- [DATA FOR THIS TASK]

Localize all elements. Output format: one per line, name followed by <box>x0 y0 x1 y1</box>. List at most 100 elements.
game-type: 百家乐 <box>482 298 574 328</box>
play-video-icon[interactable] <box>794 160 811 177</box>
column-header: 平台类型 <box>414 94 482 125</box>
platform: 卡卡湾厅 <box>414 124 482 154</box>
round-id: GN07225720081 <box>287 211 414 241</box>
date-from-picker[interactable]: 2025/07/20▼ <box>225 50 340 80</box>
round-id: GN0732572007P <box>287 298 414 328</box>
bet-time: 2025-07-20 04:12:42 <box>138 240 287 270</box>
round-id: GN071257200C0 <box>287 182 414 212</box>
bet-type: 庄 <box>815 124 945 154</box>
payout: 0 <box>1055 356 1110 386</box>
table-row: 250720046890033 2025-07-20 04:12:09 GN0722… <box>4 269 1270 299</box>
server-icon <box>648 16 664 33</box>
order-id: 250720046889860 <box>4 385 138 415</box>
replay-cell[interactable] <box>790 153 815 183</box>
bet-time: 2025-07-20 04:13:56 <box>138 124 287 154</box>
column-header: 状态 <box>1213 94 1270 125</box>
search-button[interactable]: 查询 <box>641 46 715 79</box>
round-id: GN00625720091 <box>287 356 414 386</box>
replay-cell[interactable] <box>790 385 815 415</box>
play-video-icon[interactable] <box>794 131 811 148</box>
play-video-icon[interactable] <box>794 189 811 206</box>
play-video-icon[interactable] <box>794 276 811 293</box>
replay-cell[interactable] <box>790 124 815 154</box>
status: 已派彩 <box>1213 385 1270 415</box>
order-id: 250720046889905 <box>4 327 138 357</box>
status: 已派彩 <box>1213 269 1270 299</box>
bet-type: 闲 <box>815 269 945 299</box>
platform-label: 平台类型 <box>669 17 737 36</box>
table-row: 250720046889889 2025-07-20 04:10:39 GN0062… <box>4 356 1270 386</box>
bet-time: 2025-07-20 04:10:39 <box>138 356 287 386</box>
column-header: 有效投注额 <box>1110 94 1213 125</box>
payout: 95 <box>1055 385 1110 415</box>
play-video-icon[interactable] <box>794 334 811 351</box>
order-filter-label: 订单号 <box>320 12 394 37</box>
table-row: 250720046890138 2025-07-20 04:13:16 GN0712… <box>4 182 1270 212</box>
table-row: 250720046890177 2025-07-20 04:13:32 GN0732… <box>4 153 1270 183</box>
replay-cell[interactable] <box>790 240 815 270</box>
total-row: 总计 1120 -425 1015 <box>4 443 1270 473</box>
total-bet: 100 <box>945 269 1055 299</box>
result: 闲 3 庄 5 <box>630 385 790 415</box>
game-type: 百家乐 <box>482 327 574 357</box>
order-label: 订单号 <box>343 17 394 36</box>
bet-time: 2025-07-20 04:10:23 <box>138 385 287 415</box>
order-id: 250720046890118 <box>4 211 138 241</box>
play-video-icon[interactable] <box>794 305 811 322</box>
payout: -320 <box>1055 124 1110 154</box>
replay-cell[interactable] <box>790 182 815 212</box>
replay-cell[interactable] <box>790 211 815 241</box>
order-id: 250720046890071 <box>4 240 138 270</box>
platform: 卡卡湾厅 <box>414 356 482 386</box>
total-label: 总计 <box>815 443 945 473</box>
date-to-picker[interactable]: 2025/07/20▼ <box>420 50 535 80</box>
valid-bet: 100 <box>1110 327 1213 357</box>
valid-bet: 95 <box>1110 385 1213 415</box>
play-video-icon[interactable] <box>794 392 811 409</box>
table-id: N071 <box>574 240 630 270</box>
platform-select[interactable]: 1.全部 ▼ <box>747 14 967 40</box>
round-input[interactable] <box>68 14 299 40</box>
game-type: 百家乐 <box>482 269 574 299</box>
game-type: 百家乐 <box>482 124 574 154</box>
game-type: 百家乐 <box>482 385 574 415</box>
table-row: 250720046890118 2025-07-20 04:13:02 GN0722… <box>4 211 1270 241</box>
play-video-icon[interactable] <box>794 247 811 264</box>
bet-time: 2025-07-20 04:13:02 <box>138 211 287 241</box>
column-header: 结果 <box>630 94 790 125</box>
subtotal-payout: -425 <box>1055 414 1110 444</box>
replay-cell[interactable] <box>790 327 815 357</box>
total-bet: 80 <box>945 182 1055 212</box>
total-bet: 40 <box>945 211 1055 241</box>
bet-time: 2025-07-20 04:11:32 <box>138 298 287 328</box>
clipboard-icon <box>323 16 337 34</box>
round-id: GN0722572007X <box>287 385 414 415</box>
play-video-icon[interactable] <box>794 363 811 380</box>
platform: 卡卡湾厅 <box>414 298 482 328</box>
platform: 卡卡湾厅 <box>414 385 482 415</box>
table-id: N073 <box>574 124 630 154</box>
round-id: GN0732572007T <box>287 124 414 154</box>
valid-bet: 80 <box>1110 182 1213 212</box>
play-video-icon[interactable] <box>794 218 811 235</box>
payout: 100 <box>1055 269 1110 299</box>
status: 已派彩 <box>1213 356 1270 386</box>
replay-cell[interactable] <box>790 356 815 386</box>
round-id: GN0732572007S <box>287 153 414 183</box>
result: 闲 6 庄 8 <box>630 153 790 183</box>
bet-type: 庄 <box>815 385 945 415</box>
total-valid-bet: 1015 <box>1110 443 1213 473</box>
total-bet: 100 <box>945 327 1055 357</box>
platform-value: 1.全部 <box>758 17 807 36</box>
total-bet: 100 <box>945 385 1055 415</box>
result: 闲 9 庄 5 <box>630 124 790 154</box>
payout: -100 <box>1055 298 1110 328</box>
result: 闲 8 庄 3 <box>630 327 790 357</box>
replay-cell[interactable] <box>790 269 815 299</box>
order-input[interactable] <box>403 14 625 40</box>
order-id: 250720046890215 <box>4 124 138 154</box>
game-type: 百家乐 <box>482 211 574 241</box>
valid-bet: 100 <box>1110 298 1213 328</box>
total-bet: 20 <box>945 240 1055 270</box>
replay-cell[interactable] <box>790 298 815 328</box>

...

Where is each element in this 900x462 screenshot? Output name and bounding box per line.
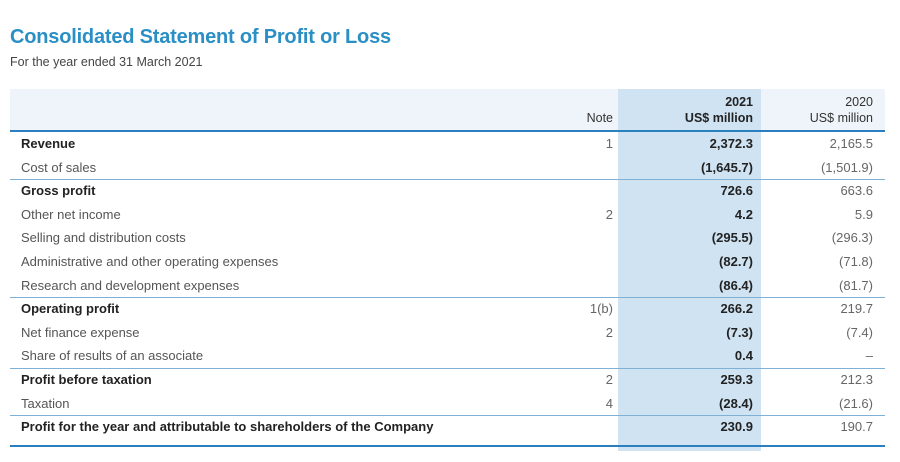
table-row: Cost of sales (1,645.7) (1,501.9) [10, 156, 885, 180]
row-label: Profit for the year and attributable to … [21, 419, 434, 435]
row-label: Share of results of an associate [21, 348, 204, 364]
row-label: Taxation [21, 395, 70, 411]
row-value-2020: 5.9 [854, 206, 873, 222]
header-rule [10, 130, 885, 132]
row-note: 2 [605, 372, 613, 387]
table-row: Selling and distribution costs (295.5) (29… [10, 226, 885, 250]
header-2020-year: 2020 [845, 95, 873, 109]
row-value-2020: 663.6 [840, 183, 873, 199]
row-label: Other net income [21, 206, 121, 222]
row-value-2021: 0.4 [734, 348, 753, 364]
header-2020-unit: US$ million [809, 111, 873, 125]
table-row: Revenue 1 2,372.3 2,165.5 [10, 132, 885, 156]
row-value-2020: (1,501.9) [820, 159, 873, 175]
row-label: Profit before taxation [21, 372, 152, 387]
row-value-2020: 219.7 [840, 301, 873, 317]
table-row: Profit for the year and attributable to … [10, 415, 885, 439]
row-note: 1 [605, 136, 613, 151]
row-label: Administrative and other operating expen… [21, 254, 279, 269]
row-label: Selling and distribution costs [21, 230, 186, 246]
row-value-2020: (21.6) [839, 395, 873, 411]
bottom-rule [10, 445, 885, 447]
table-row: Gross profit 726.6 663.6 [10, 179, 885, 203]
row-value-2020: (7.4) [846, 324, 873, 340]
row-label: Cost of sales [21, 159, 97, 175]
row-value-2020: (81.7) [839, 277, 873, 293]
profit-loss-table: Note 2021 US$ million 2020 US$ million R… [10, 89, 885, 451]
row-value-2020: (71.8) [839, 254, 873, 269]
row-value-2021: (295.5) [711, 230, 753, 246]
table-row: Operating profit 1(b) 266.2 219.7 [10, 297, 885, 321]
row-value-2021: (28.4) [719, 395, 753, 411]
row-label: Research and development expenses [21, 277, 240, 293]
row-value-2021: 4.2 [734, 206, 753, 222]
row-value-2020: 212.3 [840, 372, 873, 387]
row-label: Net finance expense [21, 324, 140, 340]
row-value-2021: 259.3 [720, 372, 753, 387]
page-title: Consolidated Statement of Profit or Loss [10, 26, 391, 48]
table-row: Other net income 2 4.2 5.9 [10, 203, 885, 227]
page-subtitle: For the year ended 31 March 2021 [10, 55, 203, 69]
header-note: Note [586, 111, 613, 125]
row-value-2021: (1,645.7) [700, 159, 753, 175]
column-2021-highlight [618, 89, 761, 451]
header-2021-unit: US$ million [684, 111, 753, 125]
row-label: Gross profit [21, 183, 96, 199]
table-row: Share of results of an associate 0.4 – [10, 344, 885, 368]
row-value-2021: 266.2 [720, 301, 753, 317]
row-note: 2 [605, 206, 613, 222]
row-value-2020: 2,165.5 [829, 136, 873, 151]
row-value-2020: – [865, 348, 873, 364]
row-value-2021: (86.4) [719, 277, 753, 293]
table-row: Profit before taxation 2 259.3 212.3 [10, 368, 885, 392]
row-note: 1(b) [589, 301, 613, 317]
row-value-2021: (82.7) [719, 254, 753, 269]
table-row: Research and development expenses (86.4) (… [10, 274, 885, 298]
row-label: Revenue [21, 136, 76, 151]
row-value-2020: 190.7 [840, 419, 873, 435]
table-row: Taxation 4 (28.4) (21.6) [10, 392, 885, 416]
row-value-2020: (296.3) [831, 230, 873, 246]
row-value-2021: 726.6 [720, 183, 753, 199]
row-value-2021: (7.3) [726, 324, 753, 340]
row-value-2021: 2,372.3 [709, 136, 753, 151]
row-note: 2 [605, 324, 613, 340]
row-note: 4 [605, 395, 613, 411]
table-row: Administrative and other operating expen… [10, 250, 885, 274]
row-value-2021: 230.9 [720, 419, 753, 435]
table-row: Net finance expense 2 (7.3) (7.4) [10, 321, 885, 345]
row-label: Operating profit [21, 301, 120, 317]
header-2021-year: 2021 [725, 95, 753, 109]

- [TASK DETAILS]
Arrange the part that opens with the line containing "Localize all elements." and closes with the line containing "platform-label: 平台类型 <box>669 17 737 36</box>" as a JSON list of strings, one string per line, with blank lines left out.

- [RESULT FOR THIS EXERCISE]
[
  "Localize all elements. Output format: one per line, name followed by <box>x0 y0 x1 y1</box>. List at most 100 elements.",
  "game-type: 百家乐 <box>482 298 574 328</box>",
  "play-video-icon[interactable] <box>794 160 811 177</box>",
  "column-header: 平台类型 <box>414 94 482 125</box>",
  "platform: 卡卡湾厅 <box>414 124 482 154</box>",
  "round-id: GN07225720081 <box>287 211 414 241</box>",
  "date-from-picker[interactable]: 2025/07/20▼ <box>225 50 340 80</box>",
  "round-id: GN0732572007P <box>287 298 414 328</box>",
  "bet-time: 2025-07-20 04:12:42 <box>138 240 287 270</box>",
  "round-id: GN071257200C0 <box>287 182 414 212</box>",
  "bet-type: 庄 <box>815 124 945 154</box>",
  "payout: 0 <box>1055 356 1110 386</box>",
  "table-row: 250720046890033 2025-07-20 04:12:09 GN0722… <box>4 269 1270 299</box>",
  "server-icon <box>648 16 664 33</box>",
  "order-id: 250720046889860 <box>4 385 138 415</box>",
  "replay-cell[interactable] <box>790 153 815 183</box>",
  "bet-time: 2025-07-20 04:13:56 <box>138 124 287 154</box>",
  "column-header: 状态 <box>1213 94 1270 125</box>",
  "search-button[interactable]: 查询 <box>641 46 715 79</box>",
  "round-id: GN00625720091 <box>287 356 414 386</box>",
  "replay-cell[interactable] <box>790 385 815 415</box>",
  "play-video-icon[interactable] <box>794 131 811 148</box>",
  "play-video-icon[interactable] <box>794 189 811 206</box>",
  "play-video-icon[interactable] <box>794 276 811 293</box>",
  "replay-cell[interactable] <box>790 124 815 154</box>",
  "status: 已派彩 <box>1213 385 1270 415</box>",
  "order-id: 250720046889905 <box>4 327 138 357</box>",
  "status: 已派彩 <box>1213 269 1270 299</box>",
  "bet-type: 闲 <box>815 269 945 299</box>",
  "platform-label: 平台类型 <box>669 17 737 36</box>"
]